Chart and figure data:
◇ ◇ ◇ ◇ ◇ ◇ ◇
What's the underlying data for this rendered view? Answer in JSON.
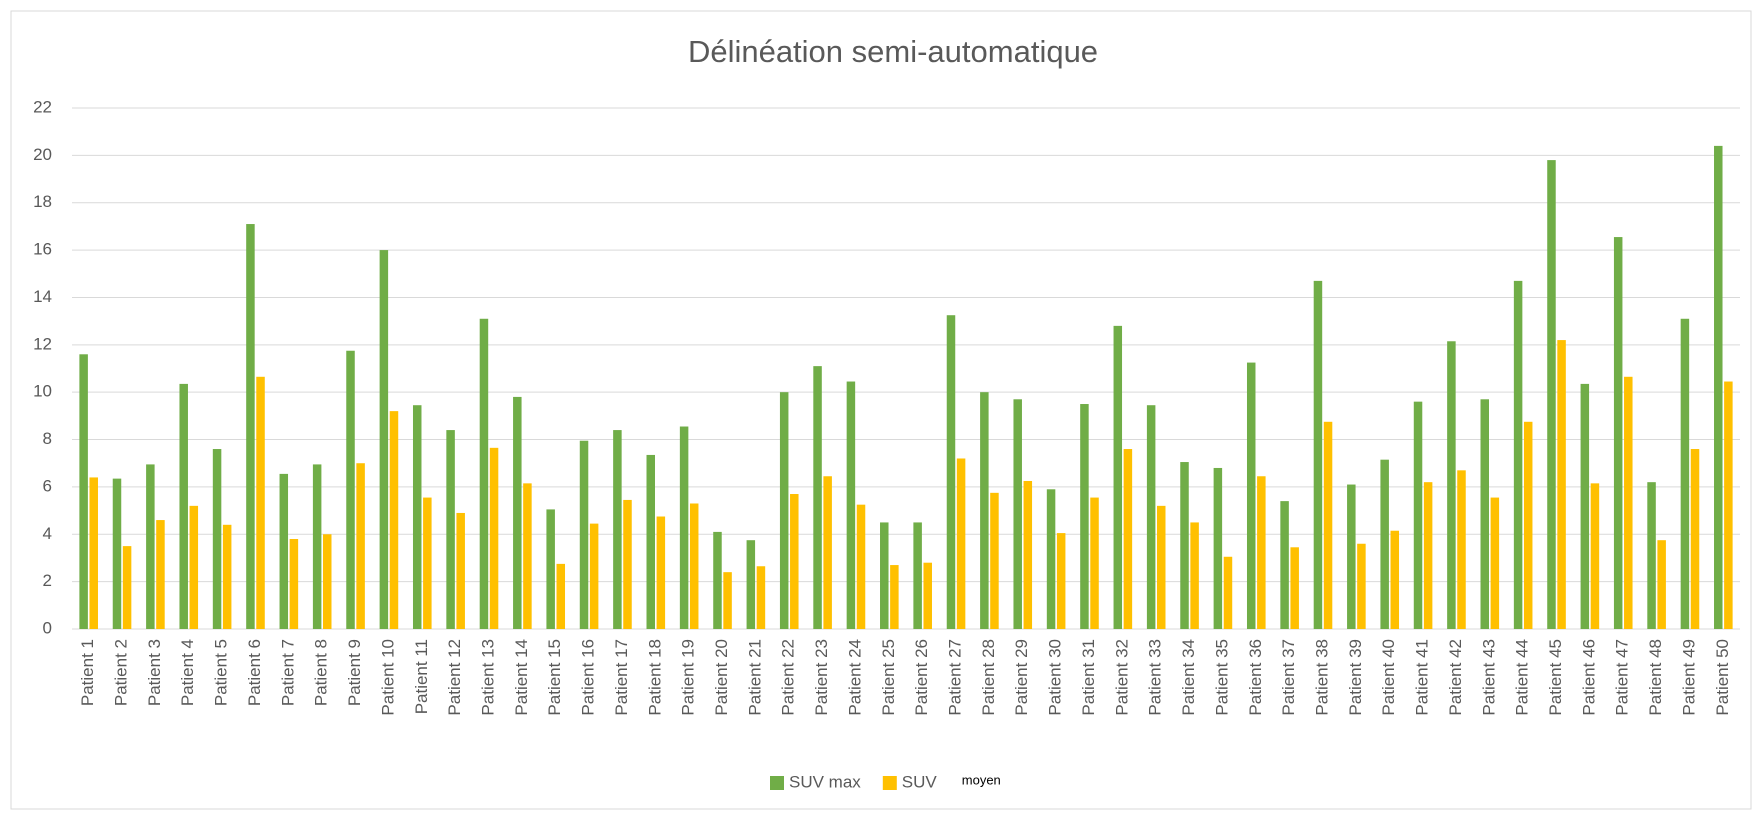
{
  "chart_data": {
    "type": "bar",
    "title": "Délinéation semi-automatique",
    "categories": [
      "Patient 1",
      "Patient 2",
      "Patient 3",
      "Patient 4",
      "Patient 5",
      "Patient 6",
      "Patient 7",
      "Patient 8",
      "Patient 9",
      "Patient 10",
      "Patient 11",
      "Patient 12",
      "Patient 13",
      "Patient 14",
      "Patient 15",
      "Patient 16",
      "Patient 17",
      "Patient 18",
      "Patient 19",
      "Patient 20",
      "Patient 21",
      "Patient 22",
      "Patient 23",
      "Patient 24",
      "Patient 25",
      "Patient 26",
      "Patient 27",
      "Patient 28",
      "Patient 29",
      "Patient 30",
      "Patient 31",
      "Patient 32",
      "Patient 33",
      "Patient 34",
      "Patient 35",
      "Patient 36",
      "Patient 37",
      "Patient 38",
      "Patient 39",
      "Patient 40",
      "Patient 41",
      "Patient 42",
      "Patient 43",
      "Patient 44",
      "Patient 45",
      "Patient 46",
      "Patient 47",
      "Patient 48",
      "Patient 49",
      "Patient 50"
    ],
    "series": [
      {
        "name": "SUV max",
        "color": "#70ad47",
        "values": [
          11.6,
          6.35,
          6.95,
          10.35,
          7.6,
          17.1,
          6.55,
          6.95,
          11.75,
          16.0,
          9.45,
          8.4,
          13.1,
          9.8,
          5.05,
          7.95,
          8.4,
          7.35,
          8.55,
          4.1,
          3.75,
          10.0,
          11.1,
          10.45,
          4.5,
          4.5,
          13.25,
          10.0,
          9.7,
          5.9,
          9.5,
          12.8,
          9.45,
          7.05,
          6.8,
          11.25,
          5.4,
          14.7,
          6.1,
          7.15,
          9.6,
          12.15,
          9.7,
          14.7,
          19.8,
          10.35,
          16.55,
          6.2,
          13.1,
          20.4
        ]
      },
      {
        "name": "SUV",
        "color": "#ffc000",
        "values": [
          6.4,
          3.5,
          4.6,
          5.2,
          4.4,
          10.65,
          3.8,
          4.0,
          7.0,
          9.2,
          5.55,
          4.9,
          7.65,
          6.15,
          2.75,
          4.45,
          5.45,
          4.75,
          5.3,
          2.4,
          2.65,
          5.7,
          6.45,
          5.25,
          2.7,
          2.8,
          7.2,
          5.75,
          6.25,
          4.05,
          5.55,
          7.6,
          5.2,
          4.5,
          3.05,
          6.45,
          3.45,
          8.75,
          3.6,
          4.15,
          6.2,
          6.7,
          5.55,
          8.75,
          12.2,
          6.15,
          10.65,
          3.75,
          7.6,
          10.45
        ]
      }
    ],
    "legend_note": "moyen",
    "ylim": [
      0,
      22
    ],
    "yticks": [
      0,
      2,
      4,
      6,
      8,
      10,
      12,
      14,
      16,
      18,
      20,
      22
    ],
    "grid": true,
    "legend": "bottom"
  }
}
◇ ◇ ◇ ◇ ◇ ◇ ◇
▶ Problem to solve
Repeat everything in the records precisely. Images are excluded from the copy.

▶ Output of the task
What's the underlying data for this rendered view? Answer in JSON.
{
  "chart_data": {
    "type": "bar",
    "title": "Délinéation semi-automatique",
    "categories": [
      "Patient 1",
      "Patient 2",
      "Patient 3",
      "Patient 4",
      "Patient 5",
      "Patient 6",
      "Patient 7",
      "Patient 8",
      "Patient 9",
      "Patient 10",
      "Patient 11",
      "Patient 12",
      "Patient 13",
      "Patient 14",
      "Patient 15",
      "Patient 16",
      "Patient 17",
      "Patient 18",
      "Patient 19",
      "Patient 20",
      "Patient 21",
      "Patient 22",
      "Patient 23",
      "Patient 24",
      "Patient 25",
      "Patient 26",
      "Patient 27",
      "Patient 28",
      "Patient 29",
      "Patient 30",
      "Patient 31",
      "Patient 32",
      "Patient 33",
      "Patient 34",
      "Patient 35",
      "Patient 36",
      "Patient 37",
      "Patient 38",
      "Patient 39",
      "Patient 40",
      "Patient 41",
      "Patient 42",
      "Patient 43",
      "Patient 44",
      "Patient 45",
      "Patient 46",
      "Patient 47",
      "Patient 48",
      "Patient 49",
      "Patient 50"
    ],
    "series": [
      {
        "name": "SUV max",
        "color": "#70ad47",
        "values": [
          11.6,
          6.35,
          6.95,
          10.35,
          7.6,
          17.1,
          6.55,
          6.95,
          11.75,
          16.0,
          9.45,
          8.4,
          13.1,
          9.8,
          5.05,
          7.95,
          8.4,
          7.35,
          8.55,
          4.1,
          3.75,
          10.0,
          11.1,
          10.45,
          4.5,
          4.5,
          13.25,
          10.0,
          9.7,
          5.9,
          9.5,
          12.8,
          9.45,
          7.05,
          6.8,
          11.25,
          5.4,
          14.7,
          6.1,
          7.15,
          9.6,
          12.15,
          9.7,
          14.7,
          19.8,
          10.35,
          16.55,
          6.2,
          13.1,
          20.4
        ]
      },
      {
        "name": "SUV",
        "color": "#ffc000",
        "values": [
          6.4,
          3.5,
          4.6,
          5.2,
          4.4,
          10.65,
          3.8,
          4.0,
          7.0,
          9.2,
          5.55,
          4.9,
          7.65,
          6.15,
          2.75,
          4.45,
          5.45,
          4.75,
          5.3,
          2.4,
          2.65,
          5.7,
          6.45,
          5.25,
          2.7,
          2.8,
          7.2,
          5.75,
          6.25,
          4.05,
          5.55,
          7.6,
          5.2,
          4.5,
          3.05,
          6.45,
          3.45,
          8.75,
          3.6,
          4.15,
          6.2,
          6.7,
          5.55,
          8.75,
          12.2,
          6.15,
          10.65,
          3.75,
          7.6,
          10.45
        ]
      }
    ],
    "legend_note": "moyen",
    "ylim": [
      0,
      22
    ],
    "yticks": [
      0,
      2,
      4,
      6,
      8,
      10,
      12,
      14,
      16,
      18,
      20,
      22
    ],
    "grid": true,
    "legend": "bottom"
  }
}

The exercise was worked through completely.